(Dataset entries)
* START *

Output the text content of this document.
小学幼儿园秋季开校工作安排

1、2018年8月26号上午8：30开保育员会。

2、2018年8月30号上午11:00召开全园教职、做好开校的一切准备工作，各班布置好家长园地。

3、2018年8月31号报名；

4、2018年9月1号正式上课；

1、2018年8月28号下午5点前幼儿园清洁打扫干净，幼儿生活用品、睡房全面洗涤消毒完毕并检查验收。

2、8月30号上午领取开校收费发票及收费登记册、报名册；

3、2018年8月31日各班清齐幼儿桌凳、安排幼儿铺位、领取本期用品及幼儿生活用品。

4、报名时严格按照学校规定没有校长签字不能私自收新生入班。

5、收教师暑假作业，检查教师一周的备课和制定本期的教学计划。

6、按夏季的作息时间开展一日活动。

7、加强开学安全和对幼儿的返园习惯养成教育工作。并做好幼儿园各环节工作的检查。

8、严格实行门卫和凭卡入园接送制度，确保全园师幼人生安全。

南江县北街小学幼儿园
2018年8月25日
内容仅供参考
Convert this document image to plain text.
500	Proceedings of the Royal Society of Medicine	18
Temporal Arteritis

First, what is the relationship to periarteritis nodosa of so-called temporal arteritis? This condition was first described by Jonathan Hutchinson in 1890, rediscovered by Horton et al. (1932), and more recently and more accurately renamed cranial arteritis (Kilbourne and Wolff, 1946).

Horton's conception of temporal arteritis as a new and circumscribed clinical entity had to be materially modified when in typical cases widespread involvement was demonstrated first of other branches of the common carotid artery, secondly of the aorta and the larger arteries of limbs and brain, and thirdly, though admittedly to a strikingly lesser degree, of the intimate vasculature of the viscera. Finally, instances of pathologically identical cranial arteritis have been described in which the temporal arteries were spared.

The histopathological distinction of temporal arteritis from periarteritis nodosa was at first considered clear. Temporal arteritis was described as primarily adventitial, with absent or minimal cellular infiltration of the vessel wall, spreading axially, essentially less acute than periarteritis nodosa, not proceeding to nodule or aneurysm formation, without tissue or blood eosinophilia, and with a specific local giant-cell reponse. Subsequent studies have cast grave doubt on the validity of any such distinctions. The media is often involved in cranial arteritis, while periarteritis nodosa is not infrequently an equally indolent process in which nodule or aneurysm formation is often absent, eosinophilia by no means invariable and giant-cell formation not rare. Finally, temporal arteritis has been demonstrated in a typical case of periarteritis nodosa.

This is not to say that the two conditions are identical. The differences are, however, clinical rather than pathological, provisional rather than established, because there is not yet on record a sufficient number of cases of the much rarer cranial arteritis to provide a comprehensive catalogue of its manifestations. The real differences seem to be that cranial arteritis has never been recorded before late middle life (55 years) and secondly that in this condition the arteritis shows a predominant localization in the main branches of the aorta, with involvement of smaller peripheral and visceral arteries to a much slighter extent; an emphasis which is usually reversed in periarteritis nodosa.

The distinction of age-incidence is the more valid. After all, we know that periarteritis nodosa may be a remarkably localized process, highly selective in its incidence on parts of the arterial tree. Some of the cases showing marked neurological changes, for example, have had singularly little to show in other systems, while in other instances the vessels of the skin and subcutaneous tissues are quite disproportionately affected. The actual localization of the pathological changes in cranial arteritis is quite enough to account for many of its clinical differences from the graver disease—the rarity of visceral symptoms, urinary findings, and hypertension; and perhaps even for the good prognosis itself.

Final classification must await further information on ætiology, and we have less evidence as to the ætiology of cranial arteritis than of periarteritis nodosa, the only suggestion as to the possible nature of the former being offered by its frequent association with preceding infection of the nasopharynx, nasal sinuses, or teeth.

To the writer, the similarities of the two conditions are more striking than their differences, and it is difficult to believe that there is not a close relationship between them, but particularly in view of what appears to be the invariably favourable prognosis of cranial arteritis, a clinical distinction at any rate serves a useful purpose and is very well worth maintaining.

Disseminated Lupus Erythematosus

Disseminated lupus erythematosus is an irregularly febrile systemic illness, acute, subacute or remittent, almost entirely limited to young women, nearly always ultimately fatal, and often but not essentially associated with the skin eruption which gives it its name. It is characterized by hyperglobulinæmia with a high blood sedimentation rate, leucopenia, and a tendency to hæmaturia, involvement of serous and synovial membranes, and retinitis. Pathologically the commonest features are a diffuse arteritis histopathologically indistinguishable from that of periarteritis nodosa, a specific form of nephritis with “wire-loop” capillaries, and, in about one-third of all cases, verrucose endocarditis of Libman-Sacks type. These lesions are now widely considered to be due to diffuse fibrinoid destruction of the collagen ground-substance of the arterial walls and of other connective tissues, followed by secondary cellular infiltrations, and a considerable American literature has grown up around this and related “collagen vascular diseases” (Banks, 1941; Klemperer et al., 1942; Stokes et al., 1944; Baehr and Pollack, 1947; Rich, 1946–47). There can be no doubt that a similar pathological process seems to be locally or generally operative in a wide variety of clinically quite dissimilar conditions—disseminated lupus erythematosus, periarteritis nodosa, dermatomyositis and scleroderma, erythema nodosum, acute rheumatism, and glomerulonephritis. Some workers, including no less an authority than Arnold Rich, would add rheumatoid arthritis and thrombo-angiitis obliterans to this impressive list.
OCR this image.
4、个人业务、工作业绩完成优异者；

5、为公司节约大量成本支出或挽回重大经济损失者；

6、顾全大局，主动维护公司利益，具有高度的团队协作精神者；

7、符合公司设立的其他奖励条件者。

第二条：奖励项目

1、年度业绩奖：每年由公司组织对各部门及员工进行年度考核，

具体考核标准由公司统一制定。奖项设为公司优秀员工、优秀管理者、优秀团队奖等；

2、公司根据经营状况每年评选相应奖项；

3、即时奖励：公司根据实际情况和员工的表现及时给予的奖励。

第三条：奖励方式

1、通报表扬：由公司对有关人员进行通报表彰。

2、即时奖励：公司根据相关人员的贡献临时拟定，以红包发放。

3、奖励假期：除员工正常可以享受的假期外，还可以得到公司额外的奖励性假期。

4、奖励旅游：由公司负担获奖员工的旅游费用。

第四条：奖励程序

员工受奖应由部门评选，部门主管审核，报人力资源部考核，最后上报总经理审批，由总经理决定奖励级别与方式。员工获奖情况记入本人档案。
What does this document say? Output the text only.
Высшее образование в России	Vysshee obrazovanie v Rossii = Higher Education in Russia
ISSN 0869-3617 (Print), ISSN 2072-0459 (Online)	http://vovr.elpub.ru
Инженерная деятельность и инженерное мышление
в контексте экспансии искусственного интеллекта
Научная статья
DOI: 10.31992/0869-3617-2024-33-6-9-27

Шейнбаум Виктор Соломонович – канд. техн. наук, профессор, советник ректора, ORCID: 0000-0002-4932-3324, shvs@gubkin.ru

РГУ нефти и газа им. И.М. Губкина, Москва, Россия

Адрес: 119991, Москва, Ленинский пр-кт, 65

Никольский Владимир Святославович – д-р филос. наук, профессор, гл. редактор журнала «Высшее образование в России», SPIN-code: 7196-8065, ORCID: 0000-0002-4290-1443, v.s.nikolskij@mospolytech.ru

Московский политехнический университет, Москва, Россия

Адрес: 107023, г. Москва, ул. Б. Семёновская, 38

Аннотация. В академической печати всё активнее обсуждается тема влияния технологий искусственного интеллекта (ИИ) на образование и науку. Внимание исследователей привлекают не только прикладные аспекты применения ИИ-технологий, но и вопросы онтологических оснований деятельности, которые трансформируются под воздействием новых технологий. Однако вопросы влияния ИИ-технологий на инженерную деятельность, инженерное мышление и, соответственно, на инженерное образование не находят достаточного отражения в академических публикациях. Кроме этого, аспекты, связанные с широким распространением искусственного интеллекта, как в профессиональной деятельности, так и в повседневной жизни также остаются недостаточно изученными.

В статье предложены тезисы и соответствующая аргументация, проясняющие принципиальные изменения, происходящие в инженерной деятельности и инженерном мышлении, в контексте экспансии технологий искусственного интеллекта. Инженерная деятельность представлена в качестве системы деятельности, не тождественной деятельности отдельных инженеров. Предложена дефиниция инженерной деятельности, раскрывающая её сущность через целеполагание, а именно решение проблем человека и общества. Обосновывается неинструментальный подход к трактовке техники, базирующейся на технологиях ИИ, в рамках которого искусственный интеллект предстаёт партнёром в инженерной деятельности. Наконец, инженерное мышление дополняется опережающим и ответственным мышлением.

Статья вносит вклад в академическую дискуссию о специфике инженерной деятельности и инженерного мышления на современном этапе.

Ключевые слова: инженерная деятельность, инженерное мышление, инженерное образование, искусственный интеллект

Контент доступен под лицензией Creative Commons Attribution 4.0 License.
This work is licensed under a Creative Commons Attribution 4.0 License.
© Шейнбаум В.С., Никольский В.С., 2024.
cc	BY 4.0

* END *

◆ **Exercise requirements**:
Of the lines in this listing, report how many contain the string "License", and give the number only.

◆ **Answer to this task**:
2